**The request**
Output every entry exactly as written, skipping any pictures.

"""

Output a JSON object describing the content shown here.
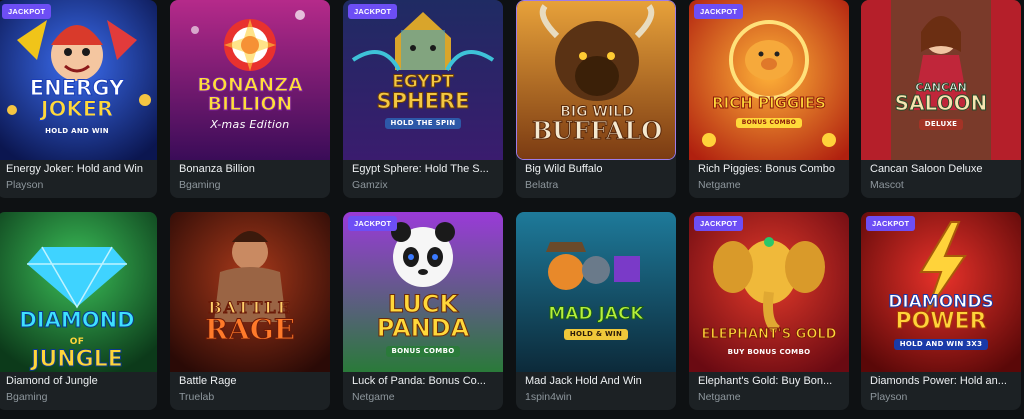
{
  "games": [
    {
      "name": "Energy Joker: Hold and Win",
      "provider": "Playson",
      "jackpot": "JACKPOT",
      "art": {
        "l1": "ENERGY",
        "l2": "JOKER",
        "sub": "HOLD AND WIN"
      }
    },
    {
      "name": "Bonanza Billion",
      "provider": "Bgaming",
      "jackpot": null,
      "art": {
        "l1": "BONANZA",
        "l2": "BILLION",
        "sub": "X-mas Edition"
      }
    },
    {
      "name": "Egypt Sphere: Hold The S...",
      "provider": "Gamzix",
      "jackpot": "JACKPOT",
      "art": {
        "l1": "EGYPT",
        "l2": "SPHERE",
        "sub": "HOLD THE SPIN"
      }
    },
    {
      "name": "Big Wild Buffalo",
      "provider": "Belatra",
      "jackpot": null,
      "art": {
        "l1": "BIG WILD",
        "l2": "BUFFALO",
        "sub": ""
      }
    },
    {
      "name": "Rich Piggies: Bonus Combo",
      "provider": "Netgame",
      "jackpot": "JACKPOT",
      "art": {
        "l1": "RICH PIGGIES",
        "l2": "",
        "sub": "BONUS COMBO"
      }
    },
    {
      "name": "Cancan Saloon Deluxe",
      "provider": "Mascot",
      "jackpot": null,
      "art": {
        "l1": "CANCAN",
        "l2": "SALOON",
        "sub": "DELUXE"
      }
    },
    {
      "name": "Diamond of Jungle",
      "provider": "Bgaming",
      "jackpot": null,
      "art": {
        "l1": "DIAMOND",
        "l2": "JUNGLE",
        "sub": "OF"
      }
    },
    {
      "name": "Battle Rage",
      "provider": "Truelab",
      "jackpot": null,
      "art": {
        "l1": "BATTLE",
        "l2": "RAGE",
        "sub": ""
      }
    },
    {
      "name": "Luck of Panda: Bonus Co...",
      "provider": "Netgame",
      "jackpot": "JACKPOT",
      "art": {
        "l1": "LUCK",
        "l2": "PANDA",
        "sub": "BONUS COMBO"
      }
    },
    {
      "name": "Mad Jack Hold And Win",
      "provider": "1spin4win",
      "jackpot": null,
      "art": {
        "l1": "MAD JACK",
        "l2": "",
        "sub": "HOLD & WIN"
      }
    },
    {
      "name": "Elephant's Gold: Buy Bon...",
      "provider": "Netgame",
      "jackpot": "JACKPOT",
      "art": {
        "l1": "ELEPHANT'S GOLD",
        "l2": "",
        "sub": "BUY BONUS COMBO"
      }
    },
    {
      "name": "Diamonds Power: Hold an...",
      "provider": "Playson",
      "jackpot": "JACKPOT",
      "art": {
        "l1": "DIAMONDS",
        "l2": "POWER",
        "sub": "HOLD AND WIN 3X3"
      }
    }
  ]
}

"""

**Task answer**
Output a JSON object describing the content shown here.
{
  "games": [
    {
      "name": "Energy Joker: Hold and Win",
      "provider": "Playson",
      "jackpot": "JACKPOT",
      "art": {
        "l1": "ENERGY",
        "l2": "JOKER",
        "sub": "HOLD AND WIN"
      }
    },
    {
      "name": "Bonanza Billion",
      "provider": "Bgaming",
      "jackpot": null,
      "art": {
        "l1": "BONANZA",
        "l2": "BILLION",
        "sub": "X-mas Edition"
      }
    },
    {
      "name": "Egypt Sphere: Hold The S...",
      "provider": "Gamzix",
      "jackpot": "JACKPOT",
      "art": {
        "l1": "EGYPT",
        "l2": "SPHERE",
        "sub": "HOLD THE SPIN"
      }
    },
    {
      "name": "Big Wild Buffalo",
      "provider": "Belatra",
      "jackpot": null,
      "art": {
        "l1": "BIG WILD",
        "l2": "BUFFALO",
        "sub": ""
      }
    },
    {
      "name": "Rich Piggies: Bonus Combo",
      "provider": "Netgame",
      "jackpot": "JACKPOT",
      "art": {
        "l1": "RICH PIGGIES",
        "l2": "",
        "sub": "BONUS COMBO"
      }
    },
    {
      "name": "Cancan Saloon Deluxe",
      "provider": "Mascot",
      "jackpot": null,
      "art": {
        "l1": "CANCAN",
        "l2": "SALOON",
        "sub": "DELUXE"
      }
    },
    {
      "name": "Diamond of Jungle",
      "provider": "Bgaming",
      "jackpot": null,
      "art": {
        "l1": "DIAMOND",
        "l2": "JUNGLE",
        "sub": "OF"
      }
    },
    {
      "name": "Battle Rage",
      "provider": "Truelab",
      "jackpot": null,
      "art": {
        "l1": "BATTLE",
        "l2": "RAGE",
        "sub": ""
      }
    },
    {
      "name": "Luck of Panda: Bonus Co...",
      "provider": "Netgame",
      "jackpot": "JACKPOT",
      "art": {
        "l1": "LUCK",
        "l2": "PANDA",
        "sub": "BONUS COMBO"
      }
    },
    {
      "name": "Mad Jack Hold And Win",
      "provider": "1spin4win",
      "jackpot": null,
      "art": {
        "l1": "MAD JACK",
        "l2": "",
        "sub": "HOLD & WIN"
      }
    },
    {
      "name": "Elephant's Gold: Buy Bon...",
      "provider": "Netgame",
      "jackpot": "JACKPOT",
      "art": {
        "l1": "ELEPHANT'S GOLD",
        "l2": "",
        "sub": "BUY BONUS COMBO"
      }
    },
    {
      "name": "Diamonds Power: Hold an...",
      "provider": "Playson",
      "jackpot": "JACKPOT",
      "art": {
        "l1": "DIAMONDS",
        "l2": "POWER",
        "sub": "HOLD AND WIN 3X3"
      }
    }
  ]
}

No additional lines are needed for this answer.